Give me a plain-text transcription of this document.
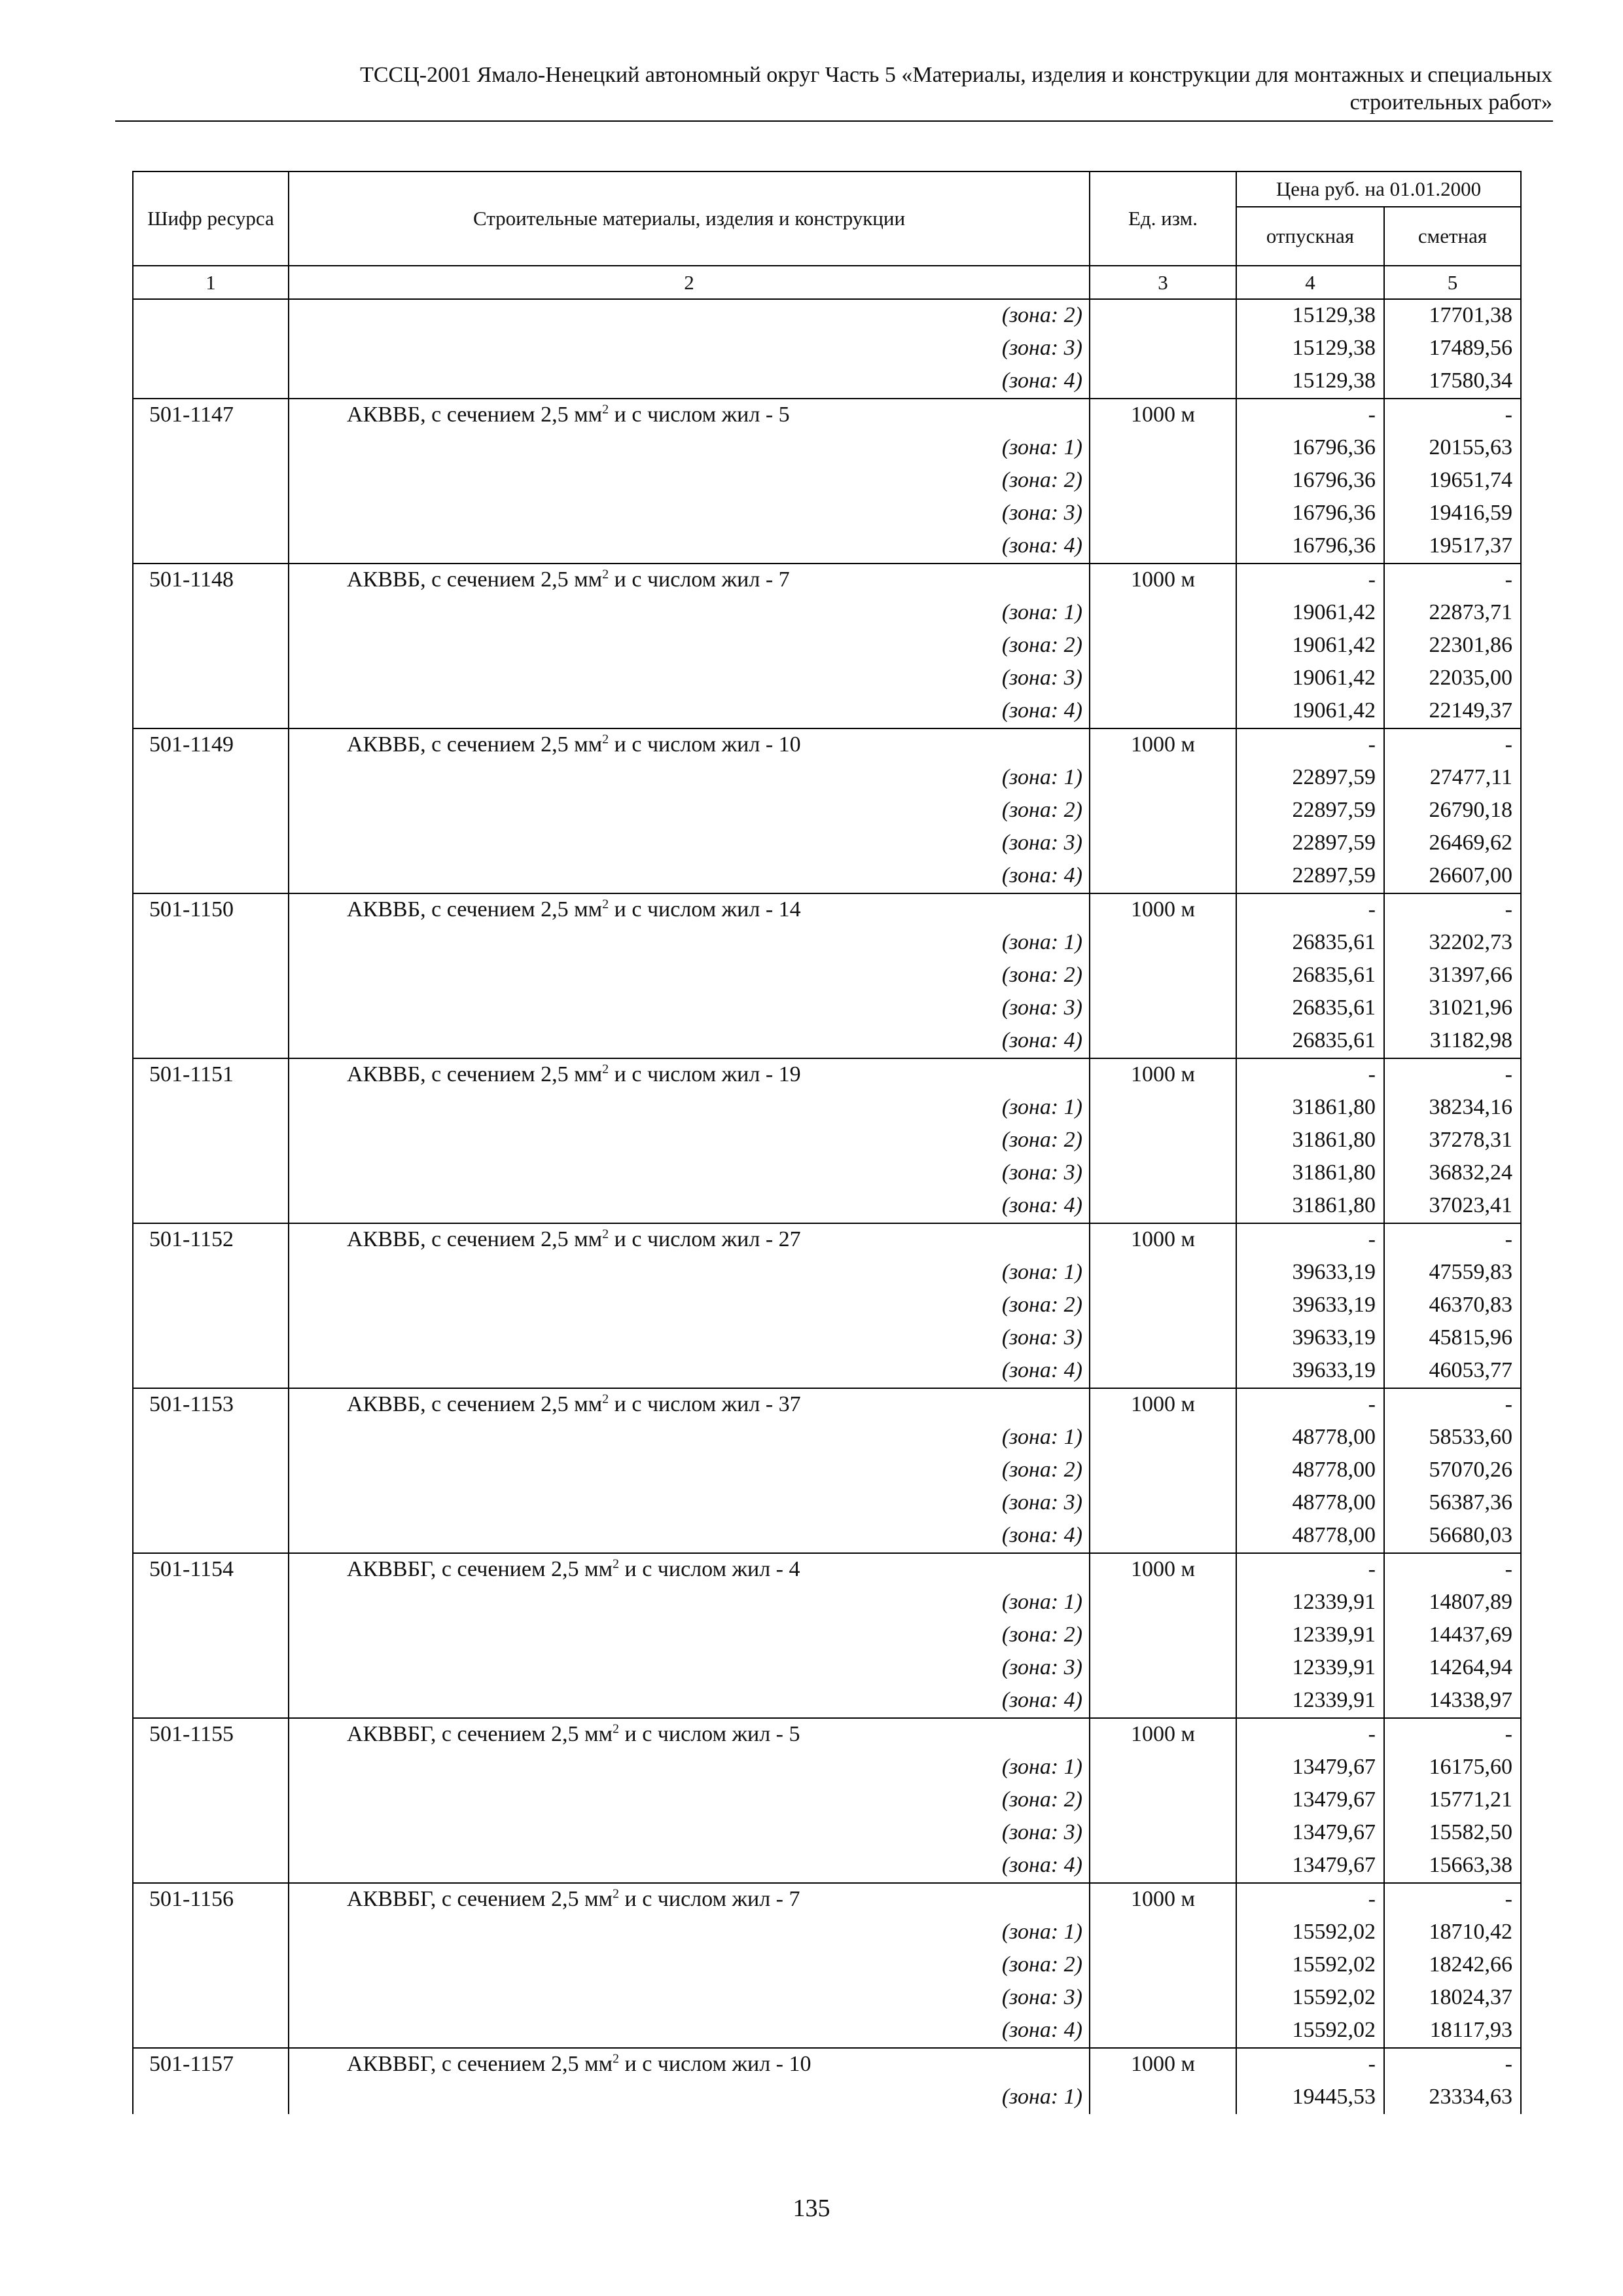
ТССЦ-2001 Ямало-Ненецкий автономный округ Часть 5 «Материалы, изделия и конструкции для монтажных и специальных
строительных работ»
Шифр ресурса	Строительные материалы, изделия и конструкции	Ед. изм.	Цена руб. на 01.01.2000	
			отпускная	сметная
1	2	3	4	5
	(зона: 2)		15129,38	17701,38
	(зона: 3)		15129,38	17489,56
	(зона: 4)		15129,38	17580,34
501-1147	АКВВБ, с сечением 2,5 $мм^2$ и с числом жил - 5	1000 м	-	-
	(зона: 1)		16796,36	20155,63
	(зона: 2)		16796,36	19651,74
	(зона: 3)		16796,36	19416,59
	(зона: 4)		16796,36	19517,37
501-1148	АКВВБ, с сечением 2,5 $мм^2$ и с числом жил - 7	1000 м	-	-
	(зона: 1)		19061,42	22873,71
	(зона: 2)		19061,42	22301,86
	(зона: 3)		19061,42	22035,00
	(зона: 4)		19061,42	22149,37
501-1149	АКВВБ, с сечением 2,5 $мм^2$ и с числом жил - 10	1000 м	-	-
	(зона: 1)		22897,59	27477,11
	(зона: 2)		22897,59	26790,18
	(зона: 3)		22897,59	26469,62
	(зона: 4)		22897,59	26607,00
501-1150	АКВВБ, с сечением 2,5 $мм^2$ и с числом жил - 14	1000 м	-	-
	(зона: 1)		26835,61	32202,73
	(зона: 2)		26835,61	31397,66
	(зона: 3)		26835,61	31021,96
	(зона: 4)		26835,61	31182,98
501-1151	АКВВБ, с сечением 2,5 $мм^2$ и с числом жил - 19	1000 м	-	-
	(зона: 1)		31861,80	38234,16
	(зона: 2)		31861,80	37278,31
	(зона: 3)		31861,80	36832,24
	(зона: 4)		31861,80	37023,41
501-1152	АКВВБ, с сечением 2,5 $мм^2$ и с числом жил - 27	1000 м	-	-
	(зона: 1)		39633,19	47559,83
	(зона: 2)		39633,19	46370,83
	(зона: 3)		39633,19	45815,96
	(зона: 4)		39633,19	46053,77
501-1153	АКВВБ, с сечением 2,5 $мм^2$ и с числом жил - 37	1000 м	-	-
	(зона: 1)		48778,00	58533,60
	(зона: 2)		48778,00	57070,26
	(зона: 3)		48778,00	56387,36
	(зона: 4)		48778,00	56680,03
501-1154	АКВВБГ, с сечением 2,5 $мм^2$ и с числом жил - 4	1000 м	-	-
	(зона: 1)		12339,91	14807,89
	(зона: 2)		12339,91	14437,69
	(зона: 3)		12339,91	14264,94
	(зона: 4)		12339,91	14338,97
501-1155	АКВВБГ, с сечением 2,5 $мм^2$ и с числом жил - 5	1000 м	-	-
	(зона: 1)		13479,67	16175,60
	(зона: 2)		13479,67	15771,21
	(зона: 3)		13479,67	15582,50
	(зона: 4)		13479,67	15663,38
501-1156	АКВВБГ, с сечением 2,5 $мм^2$ и с числом жил - 7	1000 м	-	-
	(зона: 1)		15592,02	18710,42
	(зона: 2)		15592,02	18242,66
	(зона: 3)		15592,02	18024,37
	(зона: 4)		15592,02	18117,93
501-1157	АКВВБГ, с сечением 2,5 $мм^2$ и с числом жил - 10	1000 м	-	-
	(зона: 1)		19445,53	23334,63
135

### Direction
Transcribe the entries above verbatim, omitting their pictures.

### The reply
Give me a plain-text transcription of this document.
ТССЦ-2001 Ямало-Ненецкий автономный округ Часть 5 «Материалы, изделия и конструкции для монтажных и специальных
строительных работ»
Шифр ресурса	Строительные материалы, изделия и конструкции	Ед. изм.	Цена руб. на 01.01.2000	
			отпускная	сметная
1	2	3	4	5
	(зона: 2)		15129,38	17701,38
	(зона: 3)		15129,38	17489,56
	(зона: 4)		15129,38	17580,34
501-1147	АКВВБ, с сечением 2,5 $мм^2$ и с числом жил - 5	1000 м	-	-
	(зона: 1)		16796,36	20155,63
	(зона: 2)		16796,36	19651,74
	(зона: 3)		16796,36	19416,59
	(зона: 4)		16796,36	19517,37
501-1148	АКВВБ, с сечением 2,5 $мм^2$ и с числом жил - 7	1000 м	-	-
	(зона: 1)		19061,42	22873,71
	(зона: 2)		19061,42	22301,86
	(зона: 3)		19061,42	22035,00
	(зона: 4)		19061,42	22149,37
501-1149	АКВВБ, с сечением 2,5 $мм^2$ и с числом жил - 10	1000 м	-	-
	(зона: 1)		22897,59	27477,11
	(зона: 2)		22897,59	26790,18
	(зона: 3)		22897,59	26469,62
	(зона: 4)		22897,59	26607,00
501-1150	АКВВБ, с сечением 2,5 $мм^2$ и с числом жил - 14	1000 м	-	-
	(зона: 1)		26835,61	32202,73
	(зона: 2)		26835,61	31397,66
	(зона: 3)		26835,61	31021,96
	(зона: 4)		26835,61	31182,98
501-1151	АКВВБ, с сечением 2,5 $мм^2$ и с числом жил - 19	1000 м	-	-
	(зона: 1)		31861,80	38234,16
	(зона: 2)		31861,80	37278,31
	(зона: 3)		31861,80	36832,24
	(зона: 4)		31861,80	37023,41
501-1152	АКВВБ, с сечением 2,5 $мм^2$ и с числом жил - 27	1000 м	-	-
	(зона: 1)		39633,19	47559,83
	(зона: 2)		39633,19	46370,83
	(зона: 3)		39633,19	45815,96
	(зона: 4)		39633,19	46053,77
501-1153	АКВВБ, с сечением 2,5 $мм^2$ и с числом жил - 37	1000 м	-	-
	(зона: 1)		48778,00	58533,60
	(зона: 2)		48778,00	57070,26
	(зона: 3)		48778,00	56387,36
	(зона: 4)		48778,00	56680,03
501-1154	АКВВБГ, с сечением 2,5 $мм^2$ и с числом жил - 4	1000 м	-	-
	(зона: 1)		12339,91	14807,89
	(зона: 2)		12339,91	14437,69
	(зона: 3)		12339,91	14264,94
	(зона: 4)		12339,91	14338,97
501-1155	АКВВБГ, с сечением 2,5 $мм^2$ и с числом жил - 5	1000 м	-	-
	(зона: 1)		13479,67	16175,60
	(зона: 2)		13479,67	15771,21
	(зона: 3)		13479,67	15582,50
	(зона: 4)		13479,67	15663,38
501-1156	АКВВБГ, с сечением 2,5 $мм^2$ и с числом жил - 7	1000 м	-	-
	(зона: 1)		15592,02	18710,42
	(зона: 2)		15592,02	18242,66
	(зона: 3)		15592,02	18024,37
	(зона: 4)		15592,02	18117,93
501-1157	АКВВБГ, с сечением 2,5 $мм^2$ и с числом жил - 10	1000 м	-	-
	(зона: 1)		19445,53	23334,63
135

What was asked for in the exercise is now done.